[What needs to be done] Show only lines that include "structured".

===== Provided records =====

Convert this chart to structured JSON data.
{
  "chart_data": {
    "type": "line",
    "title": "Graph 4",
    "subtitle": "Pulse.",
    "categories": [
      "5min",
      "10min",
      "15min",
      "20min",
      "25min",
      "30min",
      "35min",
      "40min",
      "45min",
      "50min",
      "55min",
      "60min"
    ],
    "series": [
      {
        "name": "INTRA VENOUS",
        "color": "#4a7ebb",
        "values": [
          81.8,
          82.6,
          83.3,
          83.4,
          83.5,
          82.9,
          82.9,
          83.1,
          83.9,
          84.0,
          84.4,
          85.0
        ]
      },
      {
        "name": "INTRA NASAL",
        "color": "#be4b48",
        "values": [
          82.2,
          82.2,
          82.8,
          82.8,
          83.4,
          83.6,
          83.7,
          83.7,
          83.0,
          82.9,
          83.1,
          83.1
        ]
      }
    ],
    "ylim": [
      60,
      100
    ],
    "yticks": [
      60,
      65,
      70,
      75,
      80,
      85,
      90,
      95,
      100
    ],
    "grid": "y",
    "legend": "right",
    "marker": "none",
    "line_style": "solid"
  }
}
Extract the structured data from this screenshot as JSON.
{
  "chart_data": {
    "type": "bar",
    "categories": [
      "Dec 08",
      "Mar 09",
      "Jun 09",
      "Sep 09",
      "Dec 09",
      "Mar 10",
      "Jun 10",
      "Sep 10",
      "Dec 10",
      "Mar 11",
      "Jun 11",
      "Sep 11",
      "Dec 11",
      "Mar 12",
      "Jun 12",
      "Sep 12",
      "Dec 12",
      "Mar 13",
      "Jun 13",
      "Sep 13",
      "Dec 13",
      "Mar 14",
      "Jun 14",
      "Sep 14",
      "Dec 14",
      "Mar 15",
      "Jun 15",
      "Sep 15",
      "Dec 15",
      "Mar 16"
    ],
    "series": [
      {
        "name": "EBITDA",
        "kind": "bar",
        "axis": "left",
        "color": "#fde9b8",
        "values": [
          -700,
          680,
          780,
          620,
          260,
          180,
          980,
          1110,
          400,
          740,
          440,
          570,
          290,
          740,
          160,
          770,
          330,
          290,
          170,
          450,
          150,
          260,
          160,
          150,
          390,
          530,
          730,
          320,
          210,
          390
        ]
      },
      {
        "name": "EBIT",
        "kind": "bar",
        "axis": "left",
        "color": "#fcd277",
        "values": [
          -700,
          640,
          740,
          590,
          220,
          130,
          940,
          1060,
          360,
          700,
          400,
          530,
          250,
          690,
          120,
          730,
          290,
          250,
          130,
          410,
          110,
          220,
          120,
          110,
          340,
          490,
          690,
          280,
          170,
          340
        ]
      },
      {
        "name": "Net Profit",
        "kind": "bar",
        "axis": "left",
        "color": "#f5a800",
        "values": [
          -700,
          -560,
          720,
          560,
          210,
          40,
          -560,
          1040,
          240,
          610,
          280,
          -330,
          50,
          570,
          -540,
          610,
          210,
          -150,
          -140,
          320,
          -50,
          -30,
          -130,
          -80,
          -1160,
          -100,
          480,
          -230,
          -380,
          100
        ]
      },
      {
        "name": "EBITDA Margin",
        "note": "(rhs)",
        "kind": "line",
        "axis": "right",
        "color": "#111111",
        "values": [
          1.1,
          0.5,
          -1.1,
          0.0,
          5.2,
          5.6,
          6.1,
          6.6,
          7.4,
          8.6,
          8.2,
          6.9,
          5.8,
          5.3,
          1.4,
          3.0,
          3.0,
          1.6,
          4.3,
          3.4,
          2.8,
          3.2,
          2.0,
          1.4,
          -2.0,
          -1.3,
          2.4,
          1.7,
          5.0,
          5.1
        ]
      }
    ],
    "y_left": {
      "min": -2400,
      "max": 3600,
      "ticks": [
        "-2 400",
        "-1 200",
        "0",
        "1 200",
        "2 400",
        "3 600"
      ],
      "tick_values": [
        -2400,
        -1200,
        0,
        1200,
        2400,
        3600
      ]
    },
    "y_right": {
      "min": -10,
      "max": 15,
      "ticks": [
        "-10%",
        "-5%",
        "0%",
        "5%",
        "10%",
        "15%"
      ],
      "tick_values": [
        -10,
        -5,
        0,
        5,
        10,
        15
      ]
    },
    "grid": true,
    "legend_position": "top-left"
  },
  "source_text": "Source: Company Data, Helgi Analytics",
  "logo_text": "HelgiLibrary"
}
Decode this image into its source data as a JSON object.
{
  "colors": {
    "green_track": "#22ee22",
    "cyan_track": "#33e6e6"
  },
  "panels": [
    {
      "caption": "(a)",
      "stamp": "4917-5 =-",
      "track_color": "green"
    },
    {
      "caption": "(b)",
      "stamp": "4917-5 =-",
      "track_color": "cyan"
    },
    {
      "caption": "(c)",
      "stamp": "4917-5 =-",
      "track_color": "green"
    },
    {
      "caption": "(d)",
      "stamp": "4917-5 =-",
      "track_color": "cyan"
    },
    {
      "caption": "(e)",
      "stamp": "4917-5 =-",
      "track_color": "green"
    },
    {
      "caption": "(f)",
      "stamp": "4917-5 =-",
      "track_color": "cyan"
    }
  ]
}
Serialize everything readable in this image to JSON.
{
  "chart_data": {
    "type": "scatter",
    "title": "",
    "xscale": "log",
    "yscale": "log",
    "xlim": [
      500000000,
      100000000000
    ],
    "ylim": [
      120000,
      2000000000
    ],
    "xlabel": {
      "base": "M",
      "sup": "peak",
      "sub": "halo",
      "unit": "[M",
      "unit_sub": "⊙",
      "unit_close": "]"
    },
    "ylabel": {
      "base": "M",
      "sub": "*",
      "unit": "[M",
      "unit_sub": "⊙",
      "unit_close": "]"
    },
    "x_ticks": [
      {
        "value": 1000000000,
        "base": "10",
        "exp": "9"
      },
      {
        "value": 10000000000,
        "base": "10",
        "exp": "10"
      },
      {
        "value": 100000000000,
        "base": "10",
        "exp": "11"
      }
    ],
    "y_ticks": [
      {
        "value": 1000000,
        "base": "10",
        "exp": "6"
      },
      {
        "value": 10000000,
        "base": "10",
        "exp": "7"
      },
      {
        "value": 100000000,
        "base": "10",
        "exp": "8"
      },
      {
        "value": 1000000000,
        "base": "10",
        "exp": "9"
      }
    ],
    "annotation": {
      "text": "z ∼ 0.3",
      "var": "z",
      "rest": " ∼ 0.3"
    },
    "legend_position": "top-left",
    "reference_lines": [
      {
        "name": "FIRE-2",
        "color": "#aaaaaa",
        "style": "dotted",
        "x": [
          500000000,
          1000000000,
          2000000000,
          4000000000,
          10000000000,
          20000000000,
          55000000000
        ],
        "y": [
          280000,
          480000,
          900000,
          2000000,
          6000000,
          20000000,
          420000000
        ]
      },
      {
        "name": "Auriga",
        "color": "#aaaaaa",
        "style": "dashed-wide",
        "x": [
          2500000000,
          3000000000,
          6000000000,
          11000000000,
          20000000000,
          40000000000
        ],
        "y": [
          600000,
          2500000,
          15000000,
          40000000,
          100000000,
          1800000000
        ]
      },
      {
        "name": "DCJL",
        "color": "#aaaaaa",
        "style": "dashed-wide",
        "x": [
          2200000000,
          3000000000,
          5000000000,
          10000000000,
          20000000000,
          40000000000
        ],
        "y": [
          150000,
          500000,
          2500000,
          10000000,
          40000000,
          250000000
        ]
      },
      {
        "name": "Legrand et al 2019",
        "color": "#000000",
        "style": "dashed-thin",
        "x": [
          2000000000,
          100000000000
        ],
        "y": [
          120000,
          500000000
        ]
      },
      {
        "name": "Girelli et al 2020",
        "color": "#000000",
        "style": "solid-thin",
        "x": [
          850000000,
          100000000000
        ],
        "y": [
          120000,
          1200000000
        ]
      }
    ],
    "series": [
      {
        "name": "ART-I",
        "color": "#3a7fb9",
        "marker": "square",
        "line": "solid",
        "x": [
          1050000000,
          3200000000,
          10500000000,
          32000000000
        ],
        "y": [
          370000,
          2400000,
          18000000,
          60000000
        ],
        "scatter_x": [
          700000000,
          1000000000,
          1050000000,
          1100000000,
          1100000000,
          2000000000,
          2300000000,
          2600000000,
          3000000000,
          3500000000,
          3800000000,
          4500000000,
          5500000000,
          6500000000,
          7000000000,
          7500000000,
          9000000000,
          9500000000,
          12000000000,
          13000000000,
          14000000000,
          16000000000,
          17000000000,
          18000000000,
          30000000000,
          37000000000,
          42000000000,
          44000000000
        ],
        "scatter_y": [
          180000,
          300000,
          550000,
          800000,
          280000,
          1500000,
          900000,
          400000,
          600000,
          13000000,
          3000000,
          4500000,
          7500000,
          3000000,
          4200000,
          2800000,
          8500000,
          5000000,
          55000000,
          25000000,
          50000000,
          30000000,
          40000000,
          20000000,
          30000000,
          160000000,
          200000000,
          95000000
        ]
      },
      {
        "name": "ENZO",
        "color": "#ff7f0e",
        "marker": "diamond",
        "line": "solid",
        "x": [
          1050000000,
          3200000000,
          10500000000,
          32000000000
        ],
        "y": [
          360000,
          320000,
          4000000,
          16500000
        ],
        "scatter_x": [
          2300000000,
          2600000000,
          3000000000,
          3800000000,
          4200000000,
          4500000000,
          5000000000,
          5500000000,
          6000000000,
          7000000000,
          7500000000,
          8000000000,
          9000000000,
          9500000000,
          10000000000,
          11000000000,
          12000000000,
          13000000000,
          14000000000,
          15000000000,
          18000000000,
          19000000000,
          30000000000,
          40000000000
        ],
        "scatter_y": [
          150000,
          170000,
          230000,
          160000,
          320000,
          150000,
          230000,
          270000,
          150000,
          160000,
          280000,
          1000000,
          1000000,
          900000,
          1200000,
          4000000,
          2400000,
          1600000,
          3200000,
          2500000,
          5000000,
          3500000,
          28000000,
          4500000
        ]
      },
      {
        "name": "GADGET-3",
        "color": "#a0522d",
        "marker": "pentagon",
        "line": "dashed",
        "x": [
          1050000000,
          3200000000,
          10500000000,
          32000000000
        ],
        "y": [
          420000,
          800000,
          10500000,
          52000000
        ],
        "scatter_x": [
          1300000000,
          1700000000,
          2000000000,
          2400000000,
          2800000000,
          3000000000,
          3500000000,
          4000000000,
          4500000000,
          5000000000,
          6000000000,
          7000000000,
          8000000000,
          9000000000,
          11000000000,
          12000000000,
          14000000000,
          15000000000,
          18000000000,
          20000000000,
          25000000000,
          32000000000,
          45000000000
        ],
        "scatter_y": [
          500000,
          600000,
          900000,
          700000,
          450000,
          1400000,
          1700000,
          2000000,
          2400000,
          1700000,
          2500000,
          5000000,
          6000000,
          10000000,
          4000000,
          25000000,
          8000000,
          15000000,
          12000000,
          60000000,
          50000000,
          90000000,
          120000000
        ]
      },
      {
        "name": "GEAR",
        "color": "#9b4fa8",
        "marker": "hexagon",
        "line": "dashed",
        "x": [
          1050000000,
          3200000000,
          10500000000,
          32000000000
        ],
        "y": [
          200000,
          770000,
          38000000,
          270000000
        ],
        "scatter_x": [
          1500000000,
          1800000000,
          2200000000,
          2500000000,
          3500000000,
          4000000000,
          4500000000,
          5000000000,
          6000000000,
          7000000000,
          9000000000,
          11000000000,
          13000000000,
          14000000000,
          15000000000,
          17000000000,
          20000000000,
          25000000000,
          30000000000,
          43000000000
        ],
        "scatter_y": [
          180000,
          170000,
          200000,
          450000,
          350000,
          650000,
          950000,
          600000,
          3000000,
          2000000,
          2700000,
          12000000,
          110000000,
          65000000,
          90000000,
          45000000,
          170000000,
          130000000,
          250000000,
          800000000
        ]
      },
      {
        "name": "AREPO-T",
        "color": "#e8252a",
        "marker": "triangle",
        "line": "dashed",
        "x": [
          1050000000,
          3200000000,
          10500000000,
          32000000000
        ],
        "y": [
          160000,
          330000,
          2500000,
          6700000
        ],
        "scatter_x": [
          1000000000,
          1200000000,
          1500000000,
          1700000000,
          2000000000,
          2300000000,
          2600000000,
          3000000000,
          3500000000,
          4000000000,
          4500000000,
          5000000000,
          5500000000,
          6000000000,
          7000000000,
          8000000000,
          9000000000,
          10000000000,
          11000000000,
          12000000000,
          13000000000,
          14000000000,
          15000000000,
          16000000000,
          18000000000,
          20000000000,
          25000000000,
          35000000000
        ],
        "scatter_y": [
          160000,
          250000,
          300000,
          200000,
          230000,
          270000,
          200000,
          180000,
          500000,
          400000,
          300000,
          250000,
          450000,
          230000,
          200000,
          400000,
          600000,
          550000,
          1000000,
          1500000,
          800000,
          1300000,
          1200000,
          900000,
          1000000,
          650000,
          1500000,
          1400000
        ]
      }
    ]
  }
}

=====

[Exercise solution]
Convert this chart to structured JSON data.
Extract the structured data from this screenshot as JSON.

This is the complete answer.